INSTRUCTIONS FOR THE TASK: Copy each line of the records that contains the word "блюстися".

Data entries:
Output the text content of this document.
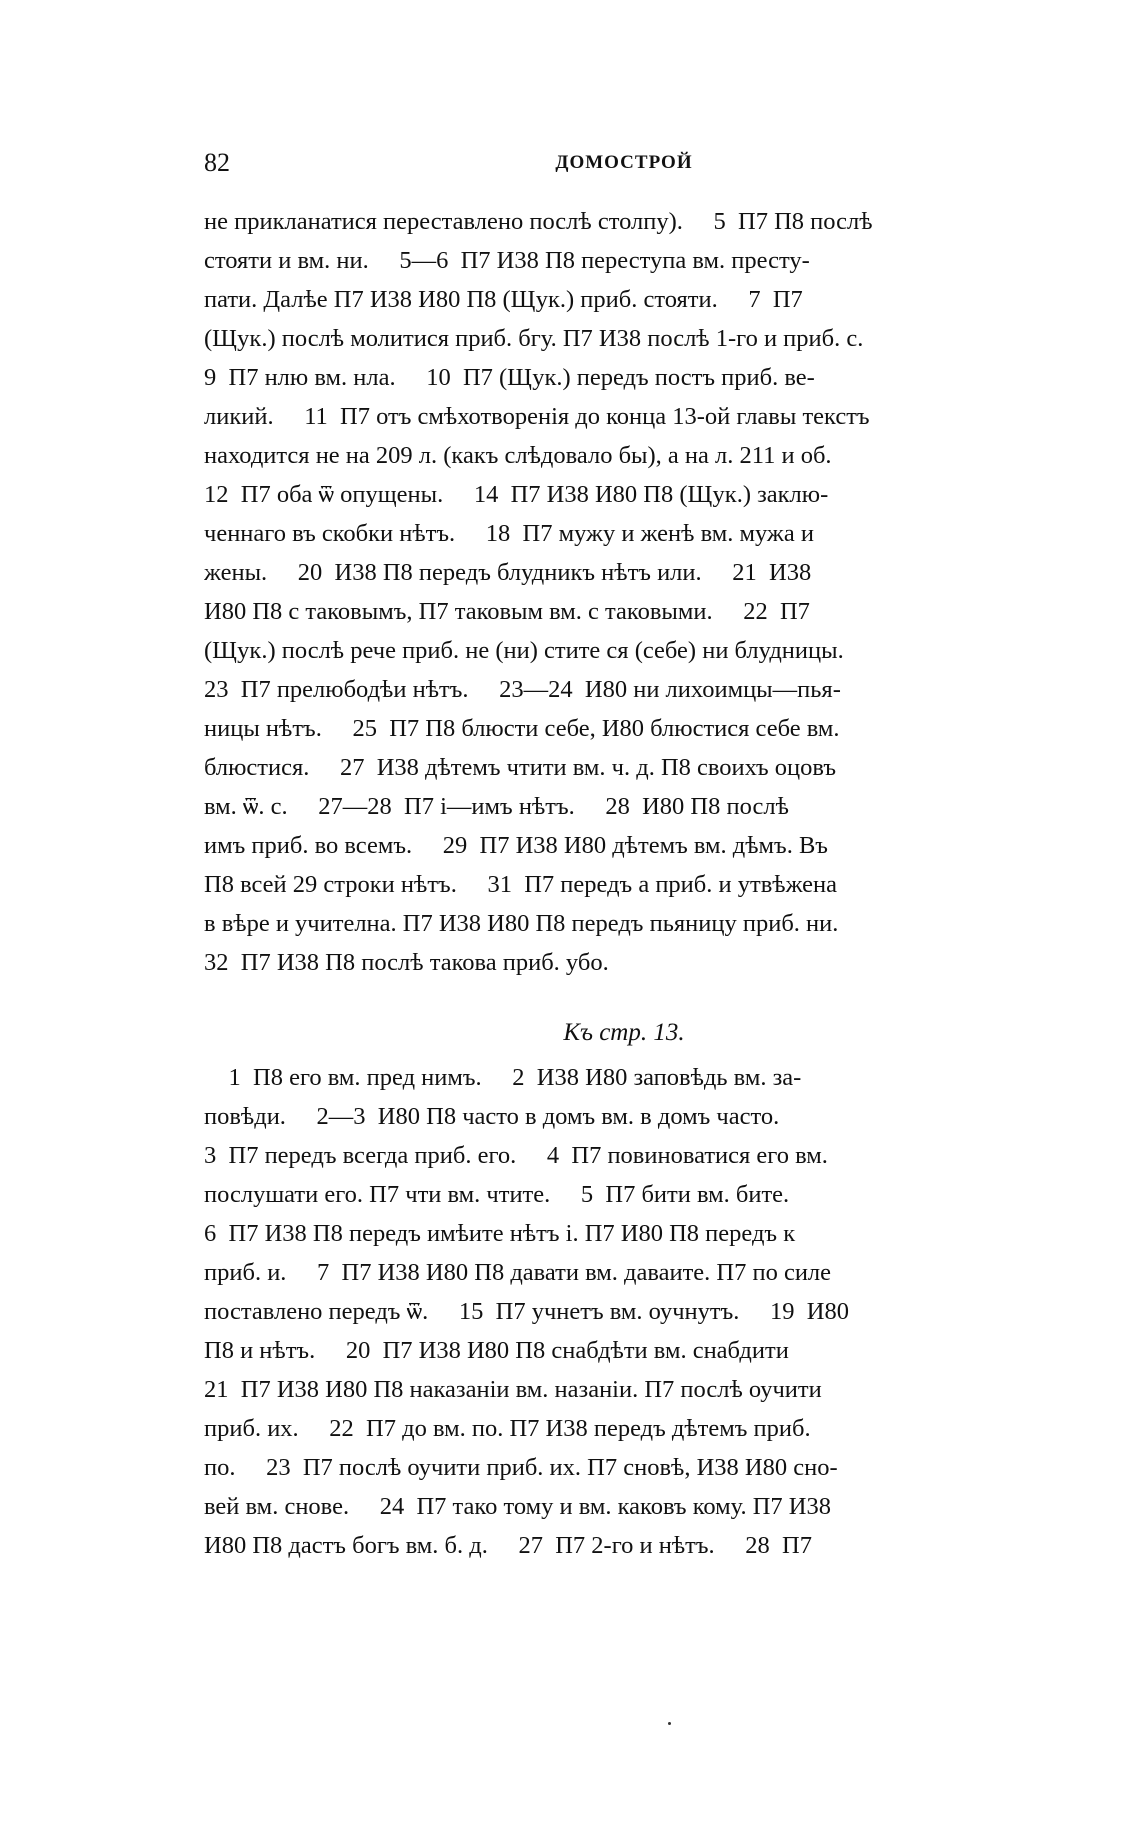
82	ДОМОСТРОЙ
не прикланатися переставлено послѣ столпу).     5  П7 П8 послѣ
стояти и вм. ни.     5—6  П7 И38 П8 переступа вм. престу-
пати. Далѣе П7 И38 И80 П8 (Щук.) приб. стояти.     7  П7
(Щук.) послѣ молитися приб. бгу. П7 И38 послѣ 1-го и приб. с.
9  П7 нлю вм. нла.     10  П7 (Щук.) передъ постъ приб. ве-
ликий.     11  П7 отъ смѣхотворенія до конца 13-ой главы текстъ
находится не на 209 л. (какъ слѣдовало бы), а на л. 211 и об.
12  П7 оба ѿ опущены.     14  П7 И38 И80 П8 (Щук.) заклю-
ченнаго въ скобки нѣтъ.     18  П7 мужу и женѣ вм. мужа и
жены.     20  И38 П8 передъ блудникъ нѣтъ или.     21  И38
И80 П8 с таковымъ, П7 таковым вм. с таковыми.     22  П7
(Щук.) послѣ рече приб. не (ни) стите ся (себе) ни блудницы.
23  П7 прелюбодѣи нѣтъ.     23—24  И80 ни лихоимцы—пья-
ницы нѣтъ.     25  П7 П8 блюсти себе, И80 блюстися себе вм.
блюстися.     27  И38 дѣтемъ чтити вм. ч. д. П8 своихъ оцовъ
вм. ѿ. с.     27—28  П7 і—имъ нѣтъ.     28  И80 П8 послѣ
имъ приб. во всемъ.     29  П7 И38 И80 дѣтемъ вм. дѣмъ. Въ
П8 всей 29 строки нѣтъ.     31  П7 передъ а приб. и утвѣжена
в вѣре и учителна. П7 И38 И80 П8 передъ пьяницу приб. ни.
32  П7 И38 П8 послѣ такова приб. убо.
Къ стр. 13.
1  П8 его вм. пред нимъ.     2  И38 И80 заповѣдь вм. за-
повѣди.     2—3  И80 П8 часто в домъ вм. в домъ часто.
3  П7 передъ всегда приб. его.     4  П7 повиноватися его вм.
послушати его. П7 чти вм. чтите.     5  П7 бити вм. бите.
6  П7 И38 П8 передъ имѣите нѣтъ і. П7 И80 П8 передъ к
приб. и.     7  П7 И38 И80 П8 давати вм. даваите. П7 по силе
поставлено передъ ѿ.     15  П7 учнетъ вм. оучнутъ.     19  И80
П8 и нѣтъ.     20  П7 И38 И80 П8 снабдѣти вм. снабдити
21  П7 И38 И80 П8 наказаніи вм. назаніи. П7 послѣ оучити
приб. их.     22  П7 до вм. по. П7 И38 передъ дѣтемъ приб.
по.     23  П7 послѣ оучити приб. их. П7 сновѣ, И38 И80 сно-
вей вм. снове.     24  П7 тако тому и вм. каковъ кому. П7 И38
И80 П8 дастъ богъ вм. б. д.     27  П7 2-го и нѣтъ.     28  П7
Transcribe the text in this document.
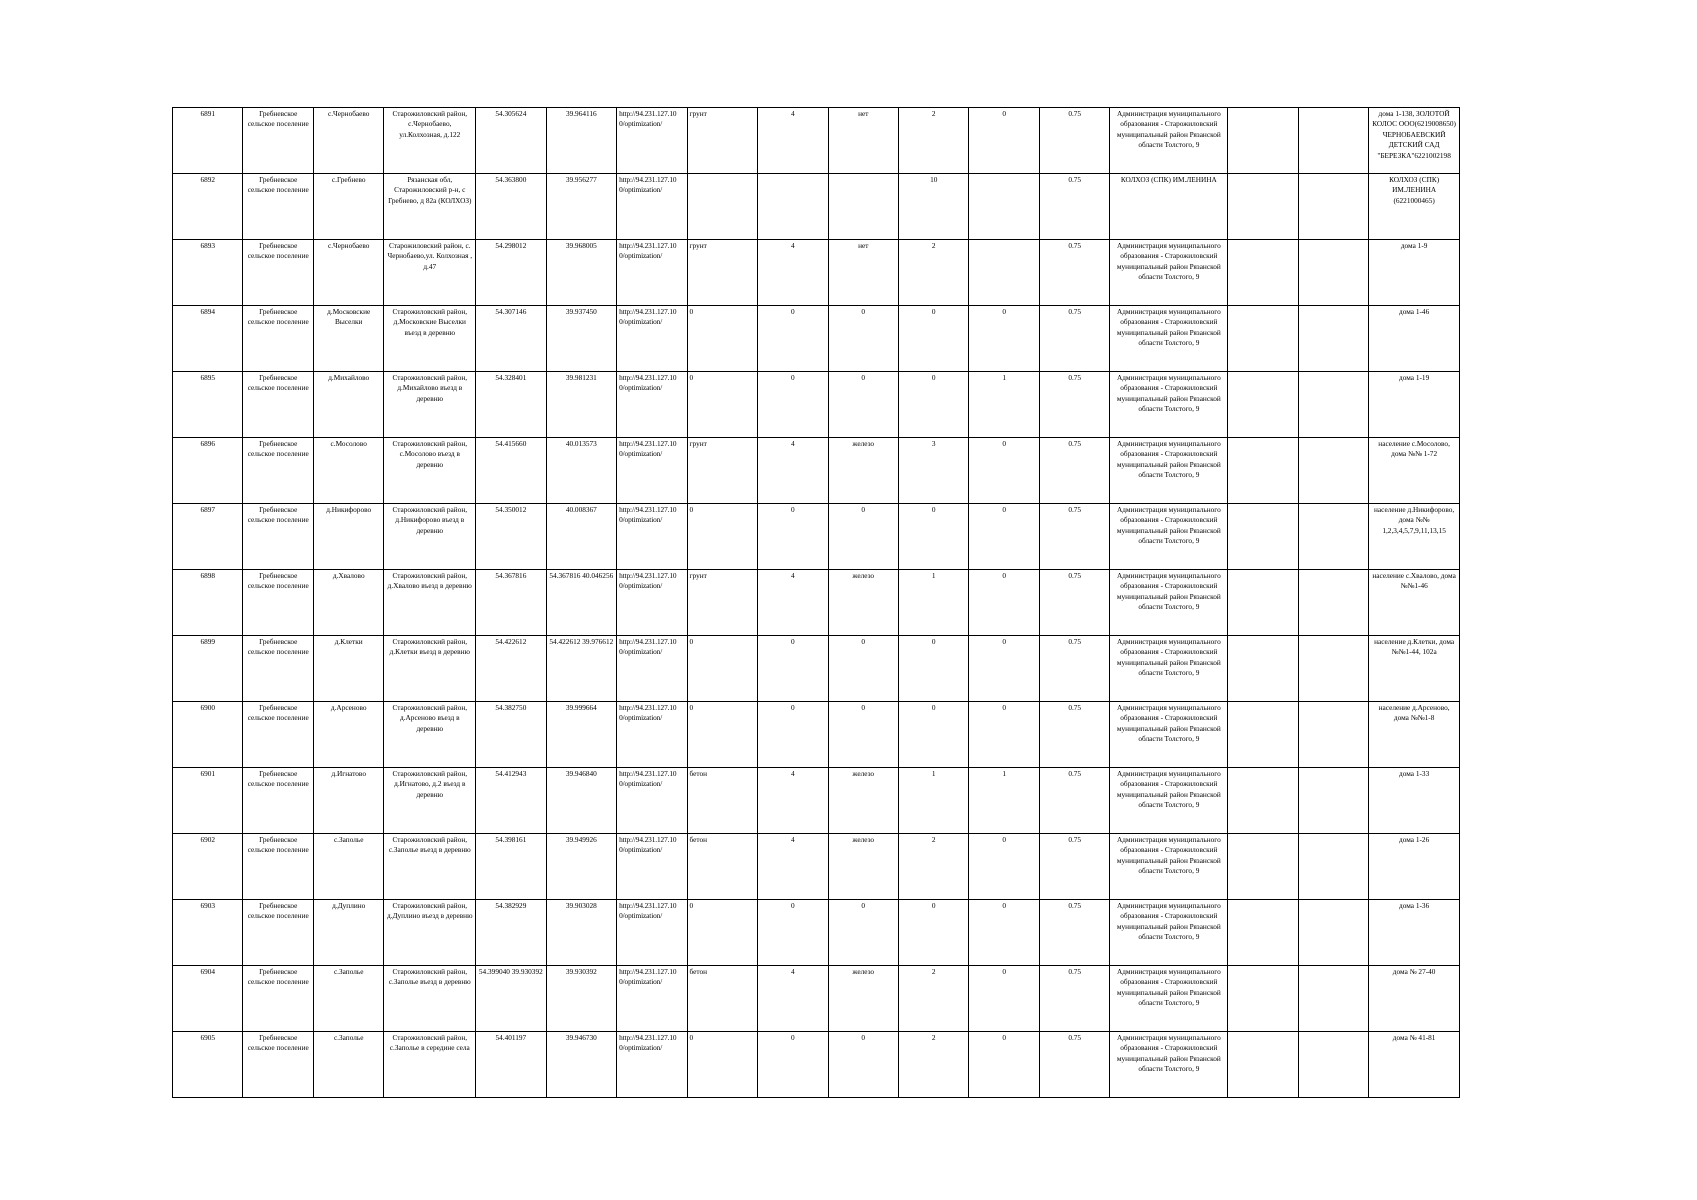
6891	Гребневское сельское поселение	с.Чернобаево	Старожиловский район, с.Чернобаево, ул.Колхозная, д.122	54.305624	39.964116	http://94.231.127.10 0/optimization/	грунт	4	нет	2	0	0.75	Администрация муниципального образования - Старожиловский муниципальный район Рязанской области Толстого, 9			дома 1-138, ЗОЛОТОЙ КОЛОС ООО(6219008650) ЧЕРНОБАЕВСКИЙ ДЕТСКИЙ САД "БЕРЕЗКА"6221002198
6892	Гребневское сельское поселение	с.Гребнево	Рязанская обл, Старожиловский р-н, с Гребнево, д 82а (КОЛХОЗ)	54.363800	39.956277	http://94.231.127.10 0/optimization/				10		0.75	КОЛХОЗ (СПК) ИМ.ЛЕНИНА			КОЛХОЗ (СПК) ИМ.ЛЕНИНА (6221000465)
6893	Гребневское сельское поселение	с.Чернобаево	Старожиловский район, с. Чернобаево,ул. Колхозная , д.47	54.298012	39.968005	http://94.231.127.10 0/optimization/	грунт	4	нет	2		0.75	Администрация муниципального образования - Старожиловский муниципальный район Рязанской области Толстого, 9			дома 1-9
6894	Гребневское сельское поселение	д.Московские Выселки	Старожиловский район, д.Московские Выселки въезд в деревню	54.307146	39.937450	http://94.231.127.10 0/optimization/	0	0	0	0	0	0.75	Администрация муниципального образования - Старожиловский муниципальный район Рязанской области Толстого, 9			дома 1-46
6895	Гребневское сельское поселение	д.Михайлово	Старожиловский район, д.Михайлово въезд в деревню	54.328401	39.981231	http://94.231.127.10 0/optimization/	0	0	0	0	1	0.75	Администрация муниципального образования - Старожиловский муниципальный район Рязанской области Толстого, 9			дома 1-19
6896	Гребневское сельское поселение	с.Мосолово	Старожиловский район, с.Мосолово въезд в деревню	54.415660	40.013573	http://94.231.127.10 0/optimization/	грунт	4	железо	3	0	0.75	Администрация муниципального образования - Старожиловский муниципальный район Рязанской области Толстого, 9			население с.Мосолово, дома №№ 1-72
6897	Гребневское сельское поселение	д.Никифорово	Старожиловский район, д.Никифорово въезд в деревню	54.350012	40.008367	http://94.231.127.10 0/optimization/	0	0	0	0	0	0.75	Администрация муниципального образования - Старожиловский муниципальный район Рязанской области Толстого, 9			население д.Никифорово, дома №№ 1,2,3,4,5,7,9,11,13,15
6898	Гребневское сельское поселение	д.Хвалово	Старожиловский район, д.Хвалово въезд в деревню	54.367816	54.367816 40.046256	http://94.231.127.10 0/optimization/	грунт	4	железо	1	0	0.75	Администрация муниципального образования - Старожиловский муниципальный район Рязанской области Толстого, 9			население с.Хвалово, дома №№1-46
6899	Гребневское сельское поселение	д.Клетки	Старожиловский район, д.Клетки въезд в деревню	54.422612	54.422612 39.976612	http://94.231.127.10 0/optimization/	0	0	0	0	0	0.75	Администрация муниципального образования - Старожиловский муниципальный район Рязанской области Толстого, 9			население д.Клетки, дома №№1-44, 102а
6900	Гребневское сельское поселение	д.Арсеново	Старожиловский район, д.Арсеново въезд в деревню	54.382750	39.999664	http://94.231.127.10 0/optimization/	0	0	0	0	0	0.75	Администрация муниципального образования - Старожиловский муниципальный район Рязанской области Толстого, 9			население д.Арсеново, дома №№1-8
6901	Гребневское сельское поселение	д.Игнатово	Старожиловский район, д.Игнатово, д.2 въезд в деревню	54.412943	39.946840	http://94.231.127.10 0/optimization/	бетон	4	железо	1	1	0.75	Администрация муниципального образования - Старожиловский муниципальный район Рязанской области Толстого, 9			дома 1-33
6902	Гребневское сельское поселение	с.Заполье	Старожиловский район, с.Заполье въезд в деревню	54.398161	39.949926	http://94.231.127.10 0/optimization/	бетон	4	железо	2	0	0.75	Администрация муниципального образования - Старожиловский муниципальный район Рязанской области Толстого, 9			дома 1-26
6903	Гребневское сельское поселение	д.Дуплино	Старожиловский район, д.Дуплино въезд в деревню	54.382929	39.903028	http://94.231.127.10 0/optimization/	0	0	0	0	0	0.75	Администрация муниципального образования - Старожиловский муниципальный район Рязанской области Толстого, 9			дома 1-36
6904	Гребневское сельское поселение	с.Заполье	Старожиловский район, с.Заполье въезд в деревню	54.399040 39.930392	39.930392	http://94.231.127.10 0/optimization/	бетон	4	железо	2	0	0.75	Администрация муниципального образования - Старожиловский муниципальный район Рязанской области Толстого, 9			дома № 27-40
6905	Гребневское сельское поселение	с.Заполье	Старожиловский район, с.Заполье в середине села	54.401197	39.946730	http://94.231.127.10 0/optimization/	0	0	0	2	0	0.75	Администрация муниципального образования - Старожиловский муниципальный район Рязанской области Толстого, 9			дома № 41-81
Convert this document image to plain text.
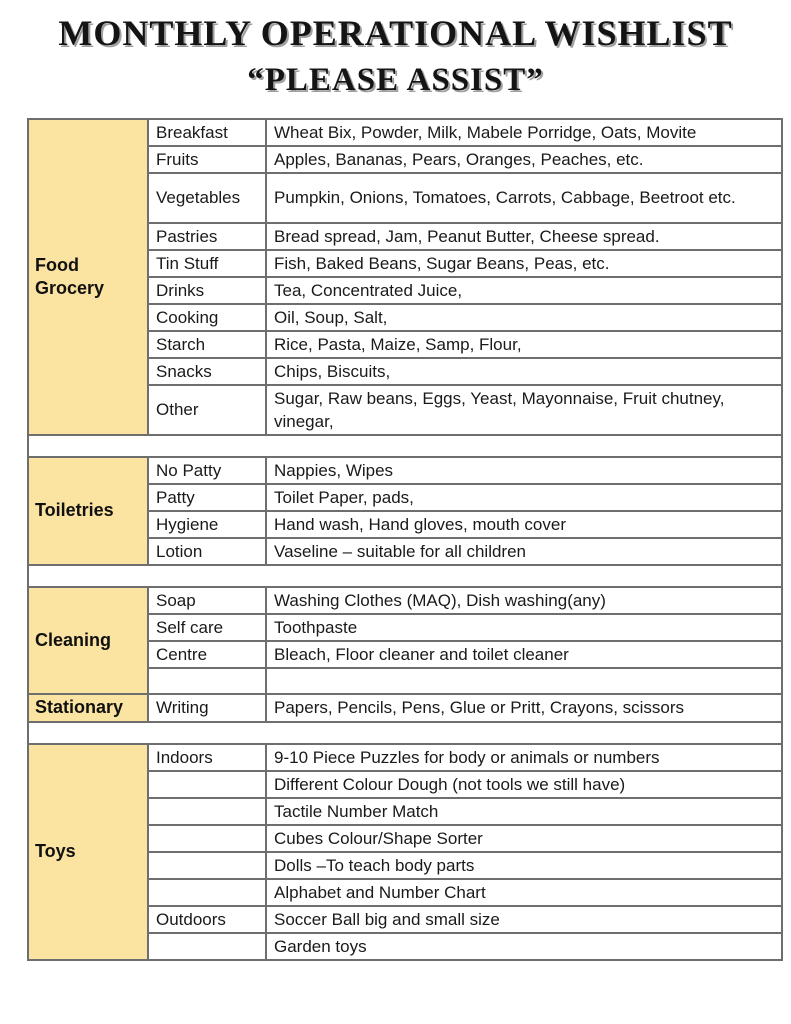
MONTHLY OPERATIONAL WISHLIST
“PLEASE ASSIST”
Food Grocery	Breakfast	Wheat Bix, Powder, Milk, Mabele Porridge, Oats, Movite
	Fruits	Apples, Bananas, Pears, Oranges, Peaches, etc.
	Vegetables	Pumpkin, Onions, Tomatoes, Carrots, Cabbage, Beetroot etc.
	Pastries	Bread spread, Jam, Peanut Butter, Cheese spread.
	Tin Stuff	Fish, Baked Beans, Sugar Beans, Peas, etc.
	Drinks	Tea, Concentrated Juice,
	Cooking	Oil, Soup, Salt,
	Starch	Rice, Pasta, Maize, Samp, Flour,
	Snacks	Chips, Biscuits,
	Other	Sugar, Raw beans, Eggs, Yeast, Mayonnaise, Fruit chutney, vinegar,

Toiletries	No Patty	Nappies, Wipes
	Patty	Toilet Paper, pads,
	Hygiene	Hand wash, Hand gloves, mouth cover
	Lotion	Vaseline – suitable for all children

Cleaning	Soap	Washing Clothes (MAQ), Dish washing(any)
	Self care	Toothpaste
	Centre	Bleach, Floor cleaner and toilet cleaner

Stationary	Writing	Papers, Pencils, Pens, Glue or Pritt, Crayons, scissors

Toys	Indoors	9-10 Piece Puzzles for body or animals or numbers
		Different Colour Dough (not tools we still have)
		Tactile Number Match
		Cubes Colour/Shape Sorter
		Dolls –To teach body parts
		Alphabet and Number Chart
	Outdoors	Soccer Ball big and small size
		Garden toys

RESULT OF THIS EXERCISE:
ницы нѣтъ.     25  П7 П8 блюсти себе, И80 блюстися себе вм.
блюстися.     27  И38 дѣтемъ чтити вм. ч. д. П8 своихъ оцовъ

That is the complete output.